__RAW RECORDS__:
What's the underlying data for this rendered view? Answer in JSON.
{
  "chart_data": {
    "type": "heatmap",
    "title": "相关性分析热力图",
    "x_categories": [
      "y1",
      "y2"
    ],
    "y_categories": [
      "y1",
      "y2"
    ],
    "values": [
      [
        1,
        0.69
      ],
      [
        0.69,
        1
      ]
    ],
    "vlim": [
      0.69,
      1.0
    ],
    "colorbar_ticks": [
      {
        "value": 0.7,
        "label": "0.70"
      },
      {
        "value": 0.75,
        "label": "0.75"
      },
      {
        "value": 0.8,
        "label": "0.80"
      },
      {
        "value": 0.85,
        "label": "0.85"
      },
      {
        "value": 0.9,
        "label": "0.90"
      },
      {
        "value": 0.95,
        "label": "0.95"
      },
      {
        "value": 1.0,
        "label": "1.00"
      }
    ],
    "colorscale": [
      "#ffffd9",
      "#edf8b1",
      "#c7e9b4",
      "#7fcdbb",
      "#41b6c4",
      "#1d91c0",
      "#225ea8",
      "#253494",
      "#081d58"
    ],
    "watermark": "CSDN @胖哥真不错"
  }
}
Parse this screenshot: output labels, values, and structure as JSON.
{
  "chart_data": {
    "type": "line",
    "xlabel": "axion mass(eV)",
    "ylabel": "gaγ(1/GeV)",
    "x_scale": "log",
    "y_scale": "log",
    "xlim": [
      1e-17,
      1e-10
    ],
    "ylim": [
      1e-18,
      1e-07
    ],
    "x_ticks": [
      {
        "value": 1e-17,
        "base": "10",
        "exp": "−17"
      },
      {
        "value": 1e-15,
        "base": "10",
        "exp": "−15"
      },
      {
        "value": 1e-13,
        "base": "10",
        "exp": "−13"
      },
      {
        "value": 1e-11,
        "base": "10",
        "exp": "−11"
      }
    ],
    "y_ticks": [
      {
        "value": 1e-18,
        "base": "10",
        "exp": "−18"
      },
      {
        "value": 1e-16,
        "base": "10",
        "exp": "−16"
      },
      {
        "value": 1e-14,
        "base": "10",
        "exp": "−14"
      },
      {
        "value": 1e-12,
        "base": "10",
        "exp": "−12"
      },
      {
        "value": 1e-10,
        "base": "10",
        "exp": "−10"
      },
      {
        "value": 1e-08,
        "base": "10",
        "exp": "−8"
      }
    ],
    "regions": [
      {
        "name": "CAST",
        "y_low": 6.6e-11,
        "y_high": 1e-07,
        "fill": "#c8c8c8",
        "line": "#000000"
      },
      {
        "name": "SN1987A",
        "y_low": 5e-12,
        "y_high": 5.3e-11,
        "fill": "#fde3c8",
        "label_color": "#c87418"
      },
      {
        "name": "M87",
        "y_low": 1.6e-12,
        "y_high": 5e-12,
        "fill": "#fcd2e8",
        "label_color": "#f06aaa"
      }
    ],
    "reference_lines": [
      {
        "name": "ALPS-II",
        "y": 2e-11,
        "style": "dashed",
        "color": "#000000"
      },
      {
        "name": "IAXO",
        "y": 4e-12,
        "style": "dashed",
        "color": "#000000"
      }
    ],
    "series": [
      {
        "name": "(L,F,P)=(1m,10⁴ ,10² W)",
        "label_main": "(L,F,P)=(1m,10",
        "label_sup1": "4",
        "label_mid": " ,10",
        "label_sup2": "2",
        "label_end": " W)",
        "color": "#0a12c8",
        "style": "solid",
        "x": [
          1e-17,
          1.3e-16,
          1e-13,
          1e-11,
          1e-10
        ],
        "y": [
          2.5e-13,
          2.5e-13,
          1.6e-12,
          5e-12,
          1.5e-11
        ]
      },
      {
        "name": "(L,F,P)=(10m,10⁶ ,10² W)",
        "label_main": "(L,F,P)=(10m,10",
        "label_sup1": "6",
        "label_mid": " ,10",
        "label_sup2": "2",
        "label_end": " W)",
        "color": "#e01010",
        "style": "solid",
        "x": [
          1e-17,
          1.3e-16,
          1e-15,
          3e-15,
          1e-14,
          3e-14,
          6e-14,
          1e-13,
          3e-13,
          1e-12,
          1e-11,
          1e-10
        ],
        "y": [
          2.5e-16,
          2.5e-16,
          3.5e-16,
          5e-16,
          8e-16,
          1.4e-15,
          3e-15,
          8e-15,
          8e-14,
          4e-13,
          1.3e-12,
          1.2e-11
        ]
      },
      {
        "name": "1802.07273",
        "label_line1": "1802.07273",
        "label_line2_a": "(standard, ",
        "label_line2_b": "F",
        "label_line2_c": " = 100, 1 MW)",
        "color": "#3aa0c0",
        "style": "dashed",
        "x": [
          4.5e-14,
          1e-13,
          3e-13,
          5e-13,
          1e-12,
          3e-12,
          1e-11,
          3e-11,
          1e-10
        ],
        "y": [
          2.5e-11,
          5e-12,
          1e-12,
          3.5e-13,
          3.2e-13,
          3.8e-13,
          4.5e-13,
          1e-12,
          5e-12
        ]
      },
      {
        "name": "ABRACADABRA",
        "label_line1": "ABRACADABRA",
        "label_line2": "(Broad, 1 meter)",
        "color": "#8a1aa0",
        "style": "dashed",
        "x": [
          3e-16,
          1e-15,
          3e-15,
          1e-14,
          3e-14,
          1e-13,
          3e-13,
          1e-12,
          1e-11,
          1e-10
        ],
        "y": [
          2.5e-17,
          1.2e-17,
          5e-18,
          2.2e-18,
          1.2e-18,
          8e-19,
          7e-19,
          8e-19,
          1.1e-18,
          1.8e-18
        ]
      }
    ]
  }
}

__SHORT PROBLEM__: Only lines with the word "fill" are wanted, so copy each one from the records.

__EXPECTED ANSWER__:
        "fill": "#c8c8c8",
        "fill": "#fde3c8",
        "fill": "#fcd2e8",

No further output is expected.